### Short problem
Each line that holds the word "type" should be returned.
-- start of Data for this task --
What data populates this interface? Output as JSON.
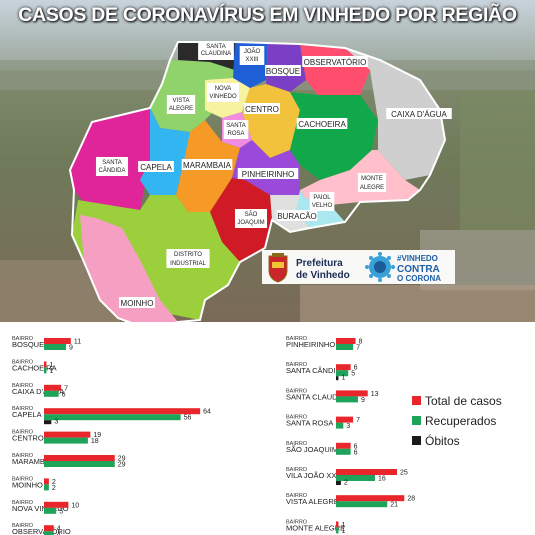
{
  "title": "CASOS DE CORONAVÍRUS EM VINHEDO POR REGIÃO",
  "map": {
    "regions": [
      {
        "label": "SANTA CLAUDINA",
        "color": "#2a2a2a"
      },
      {
        "label": "JOÃO XXIII",
        "color": "#1f5fd6"
      },
      {
        "label": "BOSQUE",
        "color": "#7a3fc4"
      },
      {
        "label": "OBSERVATÓRIO",
        "color": "#ff4d6d"
      },
      {
        "label": "VISTA ALEGRE",
        "color": "#8fd36a"
      },
      {
        "label": "NOVA VINHEDO",
        "color": "#f6f2a0"
      },
      {
        "label": "CENTRO",
        "color": "#f3c23d"
      },
      {
        "label": "SANTA ROSA",
        "color": "#f08de0"
      },
      {
        "label": "CAIXA D'ÁGUA",
        "color": "#cfcfcf"
      },
      {
        "label": "CACHOEIRA",
        "color": "#10a84a"
      },
      {
        "label": "SANTA CÂNDIDA",
        "color": "#e0259a"
      },
      {
        "label": "CAPELA",
        "color": "#33b5f2"
      },
      {
        "label": "MARAMBAIA",
        "color": "#f59a27"
      },
      {
        "label": "PINHEIRINHO",
        "color": "#9b49d8"
      },
      {
        "label": "MONTE ALEGRE",
        "color": "#ffc0cb"
      },
      {
        "label": "PAIOL VELHO",
        "color": "#a8e8ee"
      },
      {
        "label": "SÃO JOAQUIM",
        "color": "#d01a26"
      },
      {
        "label": "BURACÃO",
        "color": "#e0e0e0"
      },
      {
        "label": "DISTRITO INDUSTRIAL",
        "color": "#9ccf3c"
      },
      {
        "label": "MOINHO",
        "color": "#f59fc3"
      }
    ],
    "prefeitura_line1": "Prefeitura",
    "prefeitura_line2": "de Vinhedo",
    "campaign_line1": "#VINHEDO",
    "campaign_line2": "CONTRA",
    "campaign_line3": "O CORONA"
  },
  "chart_data": {
    "type": "bar",
    "orientation": "horizontal",
    "bar_prefix": "BAIRRO",
    "series": [
      {
        "name": "Total de casos",
        "color": "#e8262b"
      },
      {
        "name": "Recuperados",
        "color": "#1ea35a"
      },
      {
        "name": "Óbitos",
        "color": "#1a1a1a"
      }
    ],
    "left_column": [
      {
        "bairro": "BOSQUE",
        "total": 11,
        "recuperados": 9,
        "obitos": 0
      },
      {
        "bairro": "CACHOEIRA",
        "total": 1,
        "recuperados": 1,
        "obitos": 0
      },
      {
        "bairro": "CAIXA D'ÁGUA",
        "total": 7,
        "recuperados": 6,
        "obitos": 0
      },
      {
        "bairro": "CAPELA",
        "total": 64,
        "recuperados": 56,
        "obitos": 3
      },
      {
        "bairro": "CENTRO",
        "total": 19,
        "recuperados": 18,
        "obitos": 0
      },
      {
        "bairro": "MARAMBAIA",
        "total": 29,
        "recuperados": 29,
        "obitos": 0
      },
      {
        "bairro": "MOINHO",
        "total": 2,
        "recuperados": 2,
        "obitos": 0
      },
      {
        "bairro": "NOVA VINHEDO",
        "total": 10,
        "recuperados": 5,
        "obitos": 0
      },
      {
        "bairro": "OBSERVATÓRIO",
        "total": 4,
        "recuperados": 4,
        "obitos": 0
      }
    ],
    "right_column": [
      {
        "bairro": "PINHEIRINHO",
        "total": 8,
        "recuperados": 7,
        "obitos": 0
      },
      {
        "bairro": "SANTA CÂNDIDA",
        "total": 6,
        "recuperados": 5,
        "obitos": 1
      },
      {
        "bairro": "SANTA CLAUDINA",
        "total": 13,
        "recuperados": 9,
        "obitos": 0
      },
      {
        "bairro": "SANTA ROSA",
        "total": 7,
        "recuperados": 3,
        "obitos": 0
      },
      {
        "bairro": "SÃO JOAQUIM",
        "total": 6,
        "recuperados": 6,
        "obitos": 0
      },
      {
        "bairro": "VILA JOÃO XXIII",
        "total": 25,
        "recuperados": 16,
        "obitos": 2
      },
      {
        "bairro": "VISTA ALEGRE",
        "total": 28,
        "recuperados": 21,
        "obitos": 0
      },
      {
        "bairro": "MONTE ALEGRE",
        "total": 1,
        "recuperados": 1,
        "obitos": 0
      }
    ]
  }
}
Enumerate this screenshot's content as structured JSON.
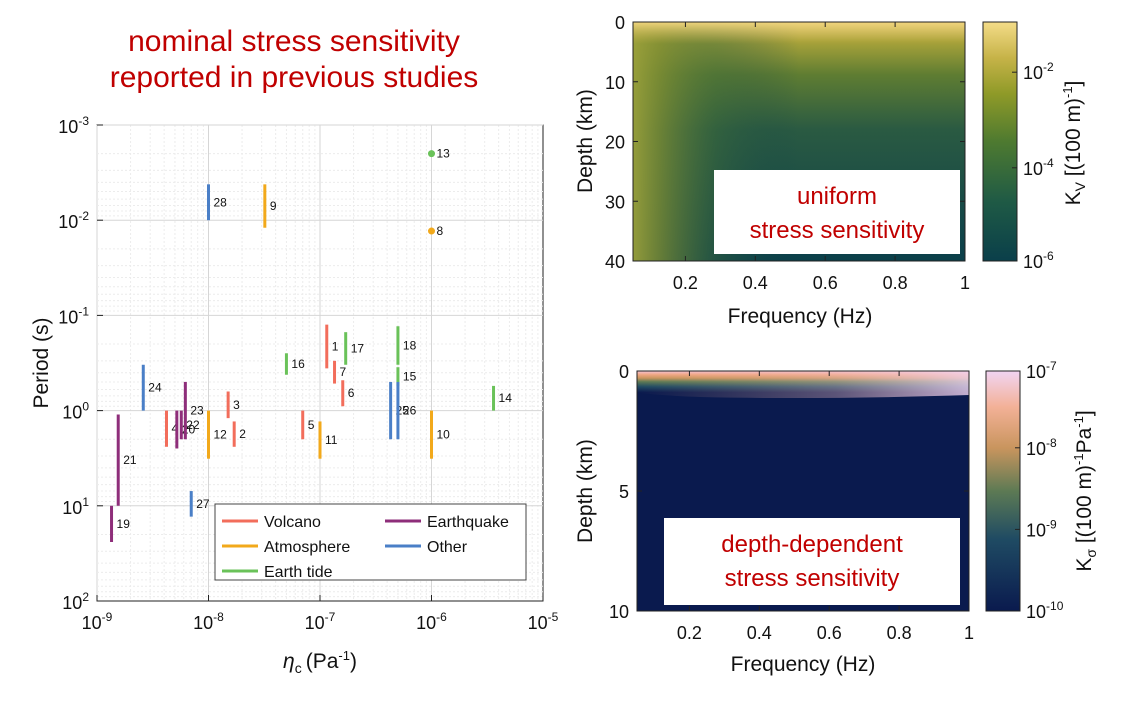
{
  "figure_title": [
    "nominal stress sensitivity",
    "reported in previous studies"
  ],
  "chart_data": [
    {
      "type": "scatter",
      "xlabel": "η_c (Pa⁻¹)",
      "xlabel_main": "η",
      "xlabel_sub": "c",
      "xlabel_unit": "(Pa",
      "xlabel_unit_exp": "-1",
      "xlabel_close": ")",
      "ylabel": "Period (s)",
      "xscale": "log",
      "yscale": "log",
      "y_reversed": true,
      "xlim": [
        1e-09,
        1e-05
      ],
      "ylim": [
        0.001,
        100
      ],
      "xticks": [
        {
          "base": "10",
          "exp": "-9"
        },
        {
          "base": "10",
          "exp": "-8"
        },
        {
          "base": "10",
          "exp": "-7"
        },
        {
          "base": "10",
          "exp": "-6"
        },
        {
          "base": "10",
          "exp": "-5"
        }
      ],
      "yticks": [
        {
          "base": "10",
          "exp": "-3"
        },
        {
          "base": "10",
          "exp": "-2"
        },
        {
          "base": "10",
          "exp": "-1"
        },
        {
          "base": "10",
          "exp": "0"
        },
        {
          "base": "10",
          "exp": "1"
        },
        {
          "base": "10",
          "exp": "2"
        }
      ],
      "grid": true,
      "legend": {
        "placement": "bottom-right",
        "entries": [
          {
            "name": "Volcano",
            "color": "#f26d5b"
          },
          {
            "name": "Earthquake",
            "color": "#8e2e7a"
          },
          {
            "name": "Atmosphere",
            "color": "#f2a91b"
          },
          {
            "name": "Other",
            "color": "#4a7fc7"
          },
          {
            "name": "Earth tide",
            "color": "#6ac259"
          }
        ]
      },
      "colors": {
        "Volcano": "#f26d5b",
        "Atmosphere": "#f2a91b",
        "Earth tide": "#6ac259",
        "Earthquake": "#8e2e7a",
        "Other": "#4a7fc7"
      },
      "segments": [
        {
          "label": "1",
          "category": "Volcano",
          "x": 1.15e-07,
          "period": [
            0.125,
            0.36
          ]
        },
        {
          "label": "2",
          "category": "Volcano",
          "x": 1.7e-08,
          "period": [
            1.3,
            2.4
          ]
        },
        {
          "label": "3",
          "category": "Volcano",
          "x": 1.5e-08,
          "period": [
            0.63,
            1.2
          ]
        },
        {
          "label": "4",
          "category": "Volcano",
          "x": 4.2e-09,
          "period": [
            1.0,
            2.4
          ]
        },
        {
          "label": "5",
          "category": "Volcano",
          "x": 7e-08,
          "period": [
            1.0,
            2.0
          ]
        },
        {
          "label": "6",
          "category": "Volcano",
          "x": 1.6e-07,
          "period": [
            0.48,
            0.9
          ]
        },
        {
          "label": "7",
          "category": "Volcano",
          "x": 1.35e-07,
          "period": [
            0.3,
            0.52
          ]
        },
        {
          "label": "8",
          "category": "Atmosphere",
          "x": 1e-06,
          "period": [
            0.013,
            0.013
          ],
          "point": true
        },
        {
          "label": "9",
          "category": "Atmosphere",
          "x": 3.2e-08,
          "period": [
            0.0042,
            0.012
          ]
        },
        {
          "label": "10",
          "category": "Atmosphere",
          "x": 1e-06,
          "period": [
            1.0,
            3.2
          ]
        },
        {
          "label": "11",
          "category": "Atmosphere",
          "x": 1e-07,
          "period": [
            1.3,
            3.2
          ]
        },
        {
          "label": "12",
          "category": "Atmosphere",
          "x": 1e-08,
          "period": [
            1.0,
            3.2
          ]
        },
        {
          "label": "13",
          "category": "Earth tide",
          "x": 1e-06,
          "period": [
            0.002,
            0.002
          ],
          "point": true
        },
        {
          "label": "14",
          "category": "Earth tide",
          "x": 3.6e-06,
          "period": [
            0.55,
            1.0
          ]
        },
        {
          "label": "15",
          "category": "Earth tide",
          "x": 5e-07,
          "period": [
            0.35,
            0.55
          ]
        },
        {
          "label": "16",
          "category": "Earth tide",
          "x": 5e-08,
          "period": [
            0.25,
            0.42
          ]
        },
        {
          "label": "17",
          "category": "Earth tide",
          "x": 1.7e-07,
          "period": [
            0.15,
            0.33
          ]
        },
        {
          "label": "18",
          "category": "Earth tide",
          "x": 5e-07,
          "period": [
            0.13,
            0.33
          ]
        },
        {
          "label": "19",
          "category": "Earthquake",
          "x": 1.35e-09,
          "period": [
            10,
            24
          ]
        },
        {
          "label": "20",
          "category": "Earthquake",
          "x": 5.2e-09,
          "period": [
            1.0,
            2.5
          ]
        },
        {
          "label": "21",
          "category": "Earthquake",
          "x": 1.55e-09,
          "period": [
            1.1,
            10
          ]
        },
        {
          "label": "22",
          "category": "Earthquake",
          "x": 5.7e-09,
          "period": [
            1.0,
            2.0
          ]
        },
        {
          "label": "23",
          "category": "Earthquake",
          "x": 6.2e-09,
          "period": [
            0.5,
            2.0
          ]
        },
        {
          "label": "24",
          "category": "Other",
          "x": 2.6e-09,
          "period": [
            0.33,
            1.0
          ]
        },
        {
          "label": "25",
          "category": "Other",
          "x": 4.3e-07,
          "period": [
            0.5,
            2.0
          ]
        },
        {
          "label": "26",
          "category": "Other",
          "x": 5e-07,
          "period": [
            0.5,
            2.0
          ]
        },
        {
          "label": "27",
          "category": "Other",
          "x": 7e-09,
          "period": [
            7,
            13
          ]
        },
        {
          "label": "28",
          "category": "Other",
          "x": 1e-08,
          "period": [
            0.0042,
            0.01
          ]
        }
      ]
    },
    {
      "type": "heatmap",
      "xlabel": "Frequency (Hz)",
      "ylabel": "Depth (km)",
      "xlim": [
        0.05,
        1
      ],
      "ylim": [
        0,
        40
      ],
      "y_reversed": true,
      "xticks": [
        "0.2",
        "0.4",
        "0.6",
        "0.8",
        "1"
      ],
      "yticks": [
        "0",
        "10",
        "20",
        "30",
        "40"
      ],
      "colorbar": {
        "label_main": "K",
        "label_sub": "V",
        "label_unit": " [(100 m)",
        "label_unit_exp": "-1",
        "label_close": "]",
        "scale": "log",
        "ticks": [
          {
            "base": "10",
            "exp": "-2"
          },
          {
            "base": "10",
            "exp": "-4"
          },
          {
            "base": "10",
            "exp": "-6"
          }
        ],
        "colormap": [
          "#0a3f4a",
          "#1f5a45",
          "#4e7a30",
          "#8f9a28",
          "#c6b348",
          "#f4dc88"
        ]
      },
      "annotation": [
        "uniform",
        "stress sensitivity"
      ]
    },
    {
      "type": "heatmap",
      "xlabel": "Frequency (Hz)",
      "ylabel": "Depth (km)",
      "xlim": [
        0.05,
        1
      ],
      "ylim": [
        0,
        10
      ],
      "y_reversed": true,
      "xticks": [
        "0.2",
        "0.4",
        "0.6",
        "0.8",
        "1"
      ],
      "yticks": [
        "0",
        "5",
        "10"
      ],
      "colorbar": {
        "label_main": "K",
        "label_sub": "σ",
        "label_unit": " [(100 m)",
        "label_unit_exp": "-1",
        "label_unit2": "Pa",
        "label_unit2_exp": "-1",
        "label_close": "]",
        "scale": "log",
        "ticks": [
          {
            "base": "10",
            "exp": "-7"
          },
          {
            "base": "10",
            "exp": "-8"
          },
          {
            "base": "10",
            "exp": "-9"
          },
          {
            "base": "10",
            "exp": "-10"
          }
        ],
        "colormap": [
          "#0a1a4e",
          "#1f4b63",
          "#5d7a54",
          "#c9955e",
          "#f3b197",
          "#f1d4f2"
        ]
      },
      "annotation": [
        "depth-dependent",
        "stress sensitivity"
      ]
    }
  ]
}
-- end of Data for this task --
### The response
    "type": "bar",
      "type": "scatter",
      "type": "heatmap",
      "type": "heatmap",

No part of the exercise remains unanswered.